◆ Instruction ◆
Only the lines from the one with "Give me a plain-text" through the final line should be given again, exactly as they appear, minus the pictures.

— Begin Exercise data —

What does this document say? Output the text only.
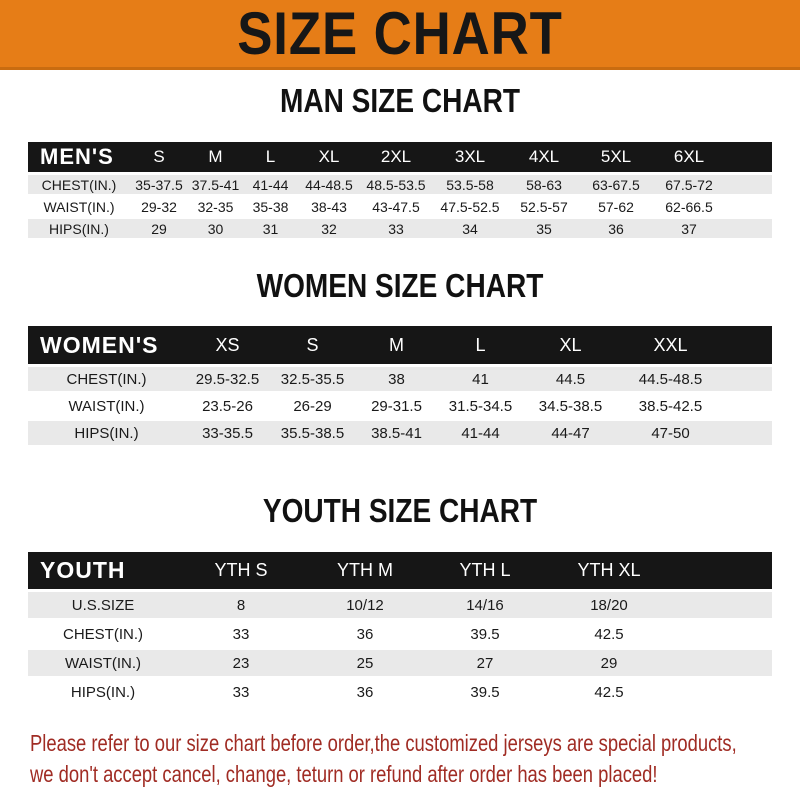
SIZE CHART
MAN SIZE CHART
MEN'S	S	M	L	XL	2XL	3XL	4XL	5XL	6XL	
CHEST(IN.)	35-37.5	37.5-41	41-44	44-48.5	48.5-53.5	53.5-58	58-63	63-67.5	67.5-72	
WAIST(IN.)	29-32	32-35	35-38	38-43	43-47.5	47.5-52.5	52.5-57	57-62	62-66.5	
HIPS(IN.)	29	30	31	32	33	34	35	36	37	
WOMEN SIZE CHART
WOMEN'S	XS	S	M	L	XL	XXL	
CHEST(IN.)	29.5-32.5	32.5-35.5	38	41	44.5	44.5-48.5	
WAIST(IN.)	23.5-26	26-29	29-31.5	31.5-34.5	34.5-38.5	38.5-42.5	
HIPS(IN.)	33-35.5	35.5-38.5	38.5-41	41-44	44-47	47-50	
YOUTH SIZE CHART
YOUTH	YTH S	YTH M	YTH L	YTH XL	
U.S.SIZE	8	10/12	14/16	18/20	
CHEST(IN.)	33	36	39.5	42.5	
WAIST(IN.)	23	25	27	29	
HIPS(IN.)	33	36	39.5	42.5	
Please refer to our size chart before order,the customized jerseys are special products,
we don't accept cancel, change, teturn or refund after order has been placed!
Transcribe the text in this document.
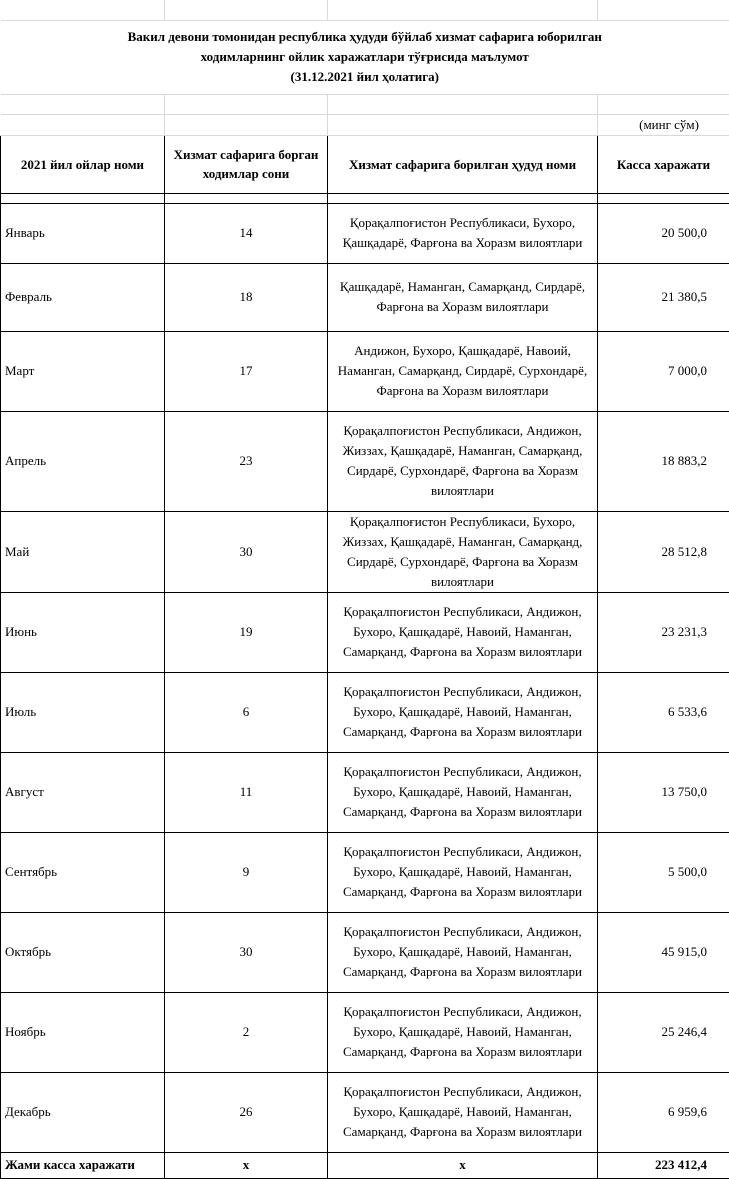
Вакил девони томонидан республика ҳудуди бўйлаб хизмат сафарига юборилган
ходимларнинг ойлик харажатлари тўғрисида маълумот
(31.12.2021 йил ҳолатига)			

			(минг сўм)
2021 йил ойлар номи	Хизмат сафарига борган ходимлар сони	Хизмат сафарига борилган ҳудуд номи	Касса харажати

Январь	14	Қорақалпоғистон Республикаси, Бухоро, Қашқадарё, Фарғона ва Хоразм вилоятлари	20 500,0
Февраль	18	Қашқадарё, Наманган, Самарқанд, Сирдарё, Фарғона ва Хоразм вилоятлари	21 380,5
Март	17	Андижон, Бухоро, Қашқадарё, Навоий, Наманган, Самарқанд, Сирдарё, Сурхондарё, Фарғона ва Хоразм вилоятлари	7 000,0
Апрель	23	Қорақалпоғистон Республикаси, Андижон, Жиззах, Қашқадарё, Наманган, Самарқанд, Сирдарё, Сурхондарё, Фарғона ва Хоразм вилоятлари	18 883,2
Май	30	Қорақалпоғистон Республикаси, Бухоро, Жиззах, Қашқадарё, Наманган, Самарқанд, Сирдарё, Сурхондарё, Фарғона ва Хоразм вилоятлари	28 512,8
Июнь	19	Қорақалпоғистон Республикаси, Андижон, Бухоро, Қашқадарё, Навоий, Наманган, Самарқанд, Фарғона ва Хоразм вилоятлари	23 231,3
Июль	6	Қорақалпоғистон Республикаси, Андижон, Бухоро, Қашқадарё, Навоий, Наманган, Самарқанд, Фарғона ва Хоразм вилоятлари	6 533,6
Август	11	Қорақалпоғистон Республикаси, Андижон, Бухоро, Қашқадарё, Навоий, Наманган, Самарқанд, Фарғона ва Хоразм вилоятлари	13 750,0
Сентябрь	9	Қорақалпоғистон Республикаси, Андижон, Бухоро, Қашқадарё, Навоий, Наманган, Самарқанд, Фарғона ва Хоразм вилоятлари	5 500,0
Октябрь	30	Қорақалпоғистон Республикаси, Андижон, Бухоро, Қашқадарё, Навоий, Наманган, Самарқанд, Фарғона ва Хоразм вилоятлари	45 915,0
Ноябрь	2	Қорақалпоғистон Республикаси, Андижон, Бухоро, Қашқадарё, Навоий, Наманган, Самарқанд, Фарғона ва Хоразм вилоятлари	25 246,4
Декабрь	26	Қорақалпоғистон Республикаси, Андижон, Бухоро, Қашқадарё, Навоий, Наманган, Самарқанд, Фарғона ва Хоразм вилоятлари	6 959,6
Жами касса харажати	x	x	223 412,4
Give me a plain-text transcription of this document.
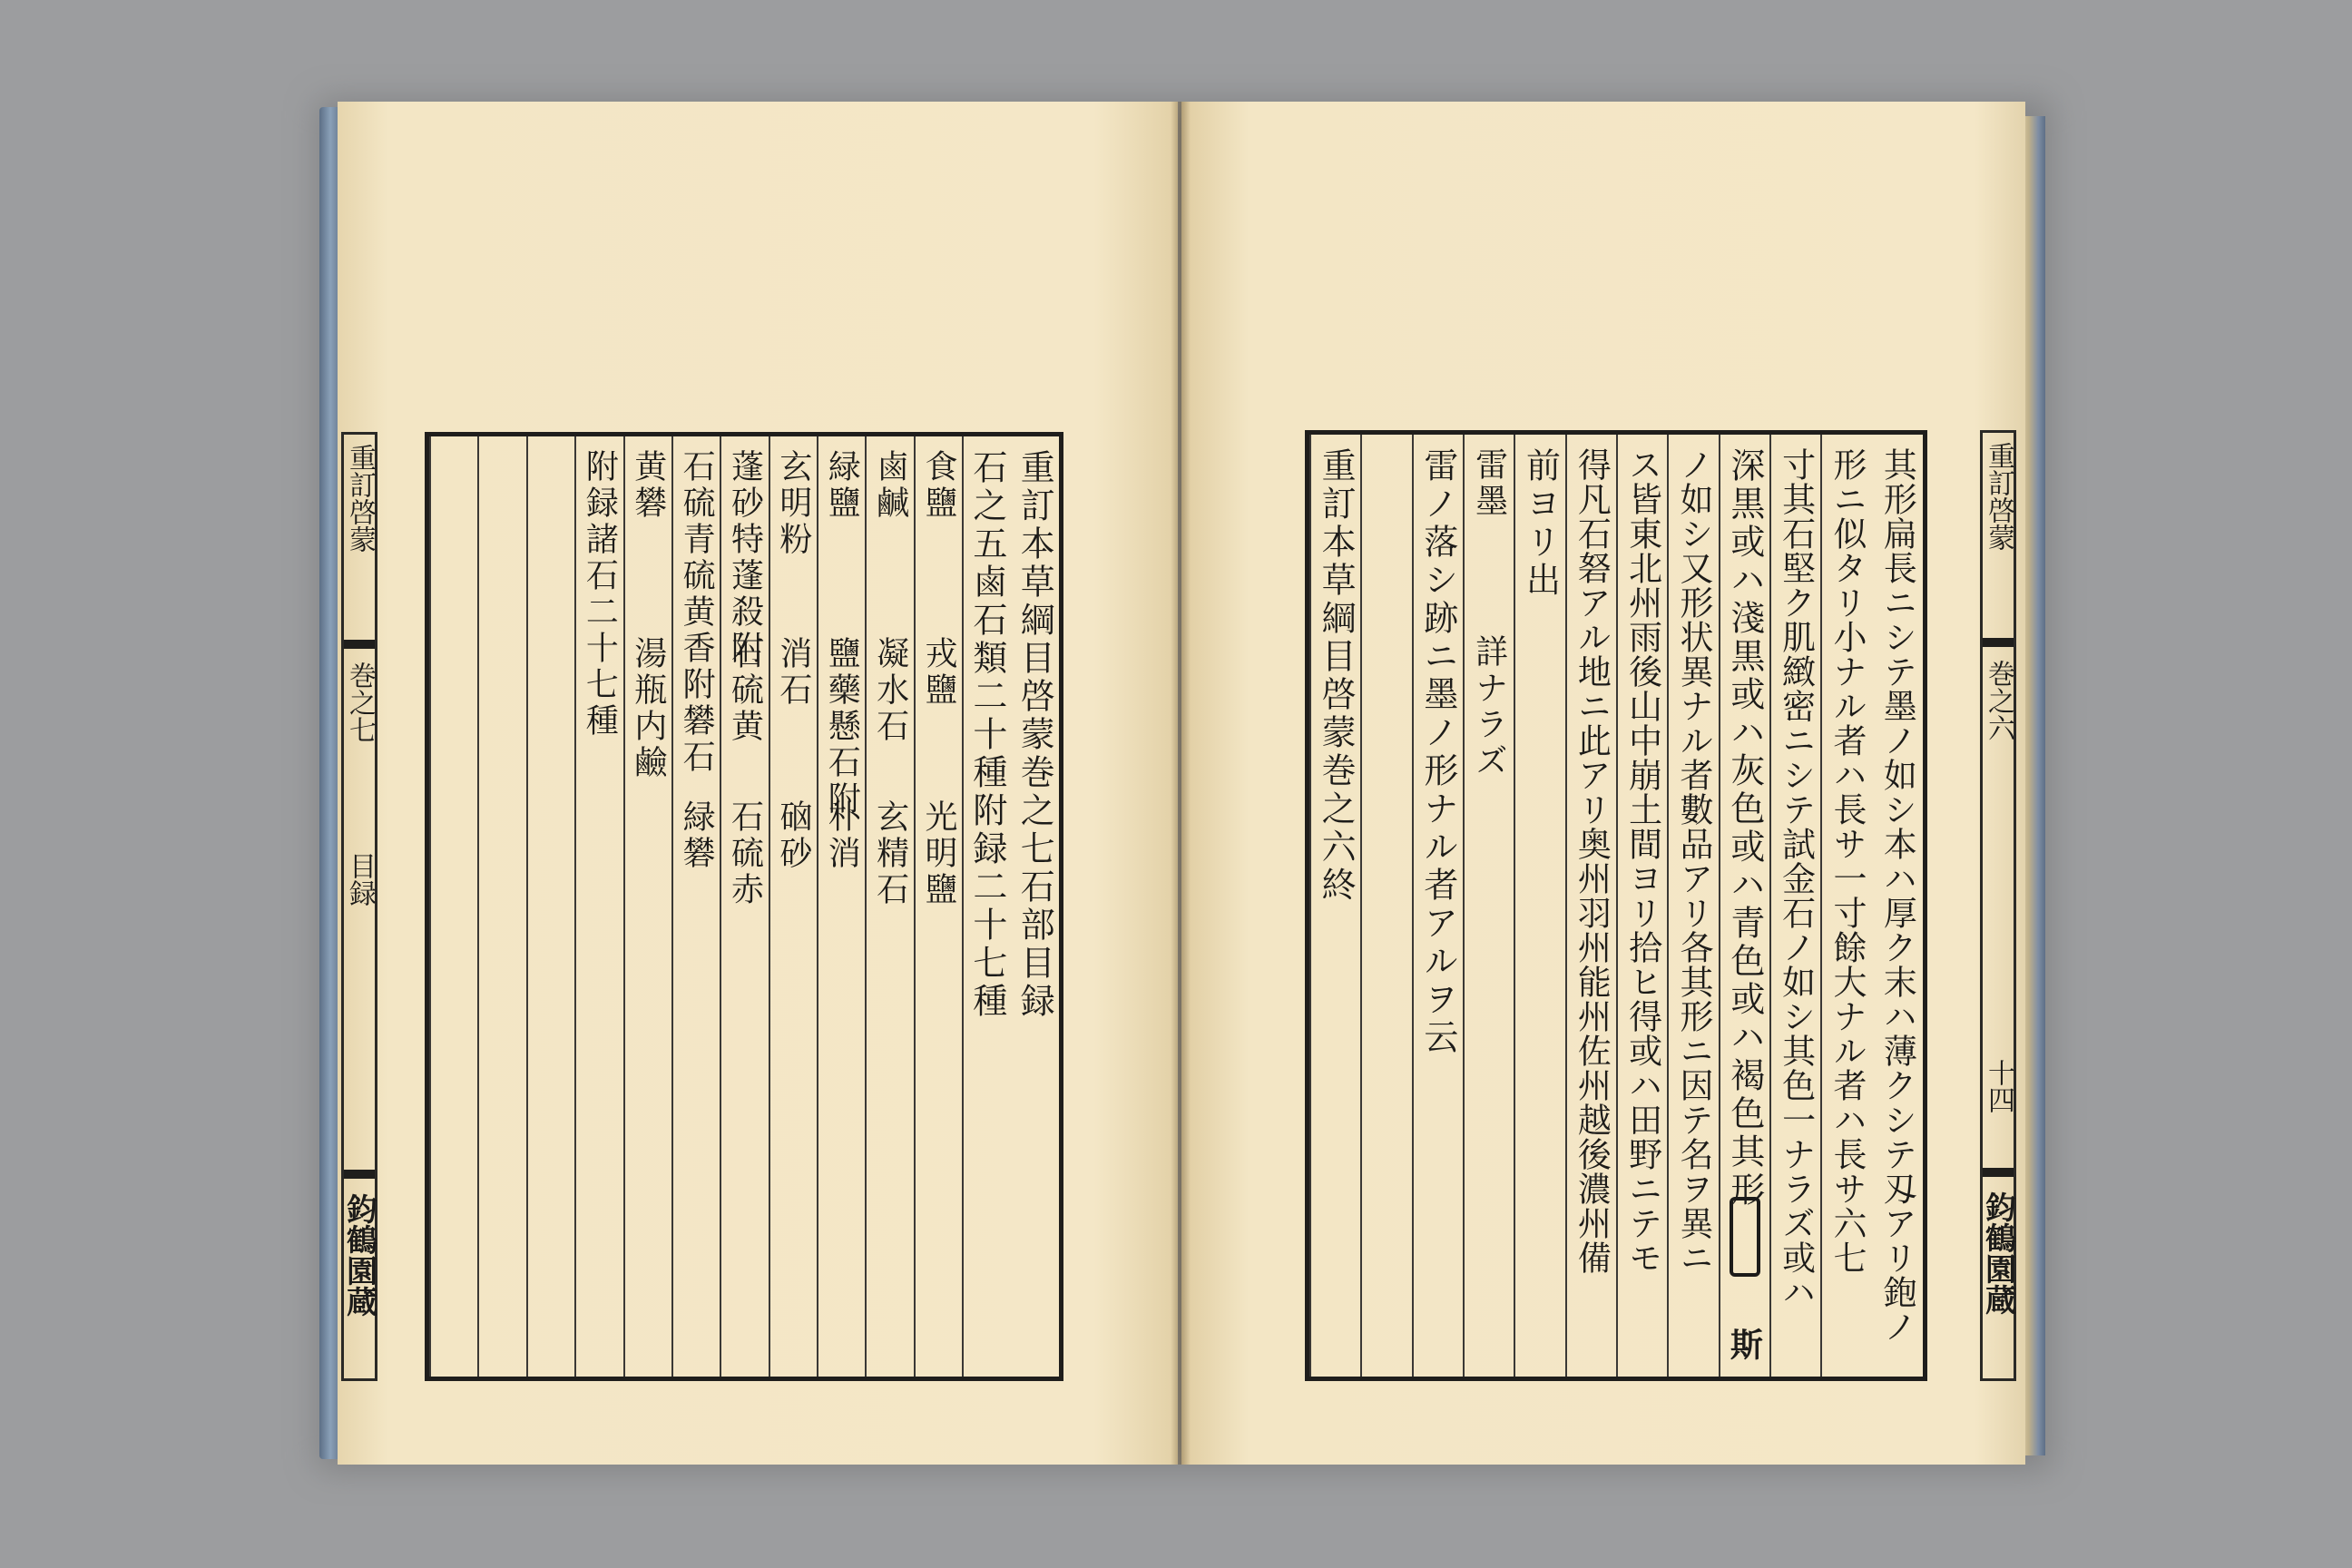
重訂啓蒙
巻之七
目録
鈞鶴園蔵
重訂本草綱目啓蒙巻之七石部目録
石之五鹵石類二十種附録二十七種
食鹽
戎鹽
光明鹽
鹵鹹
凝水石
玄精石
緑鹽
鹽藥懸石附
朴消
玄明粉
消石
硇砂
蓬砂特蓬殺附
石硫黄
石硫赤
石硫青硫黄香附礬石
緑礬
黄礬
湯瓶内鹼
附録諸石二十七種	重訂啓蒙
巻之六
十四
鈞鶴園蔵
其形扁長ニシテ墨ノ如シ本ハ厚ク末ハ薄クシテ刄アリ鉋ノ
形ニ似タリ小ナル者ハ長サ一寸餘大ナル者ハ長サ六七
寸其石堅ク肌緻密ニシテ試金石ノ如シ其色一ナラズ或ハ
深黒或ハ淺黒或ハ灰色或ハ青色或ハ褐色其形
斯
ノ如シ又形状異ナル者數品アリ各其形ニ因テ名ヲ異ニ
ス皆東北州雨後山中崩土間ヨリ拾ヒ得或ハ田野ニテモ
得凡石砮アル地ニ此アリ奥州羽州能州佐州越後濃州備
前ヨリ出
雷墨
詳ナラズ
雷ノ落シ跡ニ墨ノ形ナル者アルヲ云
重訂本草綱目啓蒙巻之六終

— End Exercise data —

◆ Answer to this exercise ◆
Give me a plain-text transcription of this document.
重訂啓蒙
巻之七
目録
鈞鶴園蔵
重訂本草綱目啓蒙巻之七石部目録
石之五鹵石類二十種附録二十七種
食鹽
戎鹽
光明鹽
鹵鹹
凝水石
玄精石
緑鹽
鹽藥懸石附
朴消
玄明粉
消石
硇砂
蓬砂特蓬殺附
石硫黄
石硫赤
石硫青硫黄香附礬石
緑礬
黄礬
湯瓶内鹼
附録諸石二十七種	重訂啓蒙
巻之六
十四
鈞鶴園蔵
其形扁長ニシテ墨ノ如シ本ハ厚ク末ハ薄クシテ刄アリ鉋ノ
形ニ似タリ小ナル者ハ長サ一寸餘大ナル者ハ長サ六七
寸其石堅ク肌緻密ニシテ試金石ノ如シ其色一ナラズ或ハ
深黒或ハ淺黒或ハ灰色或ハ青色或ハ褐色其形
斯
ノ如シ又形状異ナル者數品アリ各其形ニ因テ名ヲ異ニ
ス皆東北州雨後山中崩土間ヨリ拾ヒ得或ハ田野ニテモ
得凡石砮アル地ニ此アリ奥州羽州能州佐州越後濃州備
前ヨリ出
雷墨
詳ナラズ
雷ノ落シ跡ニ墨ノ形ナル者アルヲ云
重訂本草綱目啓蒙巻之六終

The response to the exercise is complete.